■ Requirements
Identify each line in the records below that contains the word "subtitle", and copy it.

+++

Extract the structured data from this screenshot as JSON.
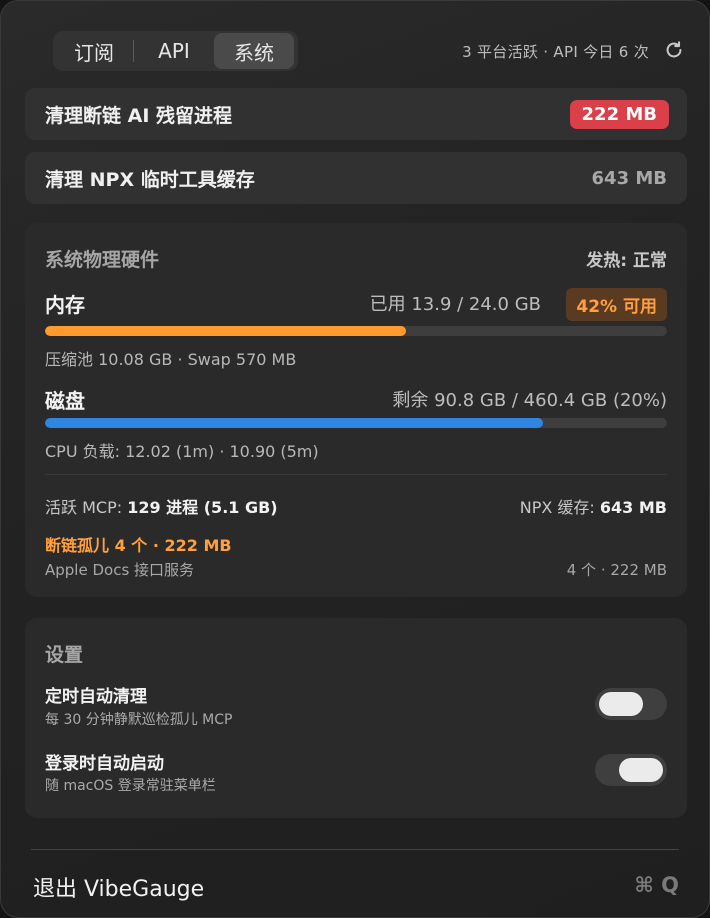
{
  "tabs": [
    {
      "label": "订阅",
      "selected": false
    },
    {
      "label": "API",
      "selected": false
    },
    {
      "label": "系统",
      "selected": true
    }
  ],
  "header_status": "3 平台活跃 · API 今日 6 次",
  "cleanup_items": [
    {
      "label": "清理断链 AI 残留进程",
      "value": "222 MB",
      "style": "danger-badge"
    },
    {
      "label": "清理 NPX 临时工具缓存",
      "value": "643 MB",
      "style": "plain"
    }
  ],
  "hardware": {
    "title": "系统物理硬件",
    "thermal": "发热: 正常",
    "memory": {
      "label": "内存",
      "usage": "已用 13.9 / 24.0 GB",
      "available_badge": "42% 可用",
      "used_fraction": 0.58,
      "detail": "压缩池 10.08 GB · Swap 570 MB",
      "bar_color": "#ff9a2e"
    },
    "disk": {
      "label": "磁盘",
      "usage": "剩余 90.8 GB / 460.4 GB (20%)",
      "used_fraction": 0.8,
      "detail": "CPU 负载: 12.02 (1m) · 10.90 (5m)",
      "bar_color": "#2f86e0"
    },
    "mcp": {
      "active_label": "活跃 MCP: ",
      "active_value": "129 进程 (5.1 GB)",
      "npx_label": "NPX 缓存: ",
      "npx_value": "643 MB",
      "orphan_text": "断链孤儿 4 个 · 222 MB",
      "service_name": "Apple Docs 接口服务",
      "service_value": "4 个 · 222 MB"
    }
  },
  "settings": {
    "title": "设置",
    "items": [
      {
        "title": "定时自动清理",
        "subtitle": "每 30 分钟静默巡检孤儿 MCP",
        "enabled": false
      },
      {
        "title": "登录时自动启动",
        "subtitle": "随 macOS 登录常驻菜单栏",
        "enabled": true
      }
    ]
  },
  "footer": {
    "quit_label": "退出 VibeGauge",
    "shortcut": "⌘ Q"
  },
  "colors": {
    "danger": "#d9404a",
    "accent_orange": "#ff9f3f",
    "disk_blue": "#2f86e0"
  }
}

+++

■ Complete output
        "subtitle": "每 30 分钟静默巡检孤儿 MCP",
        "subtitle": "随 macOS 登录常驻菜单栏",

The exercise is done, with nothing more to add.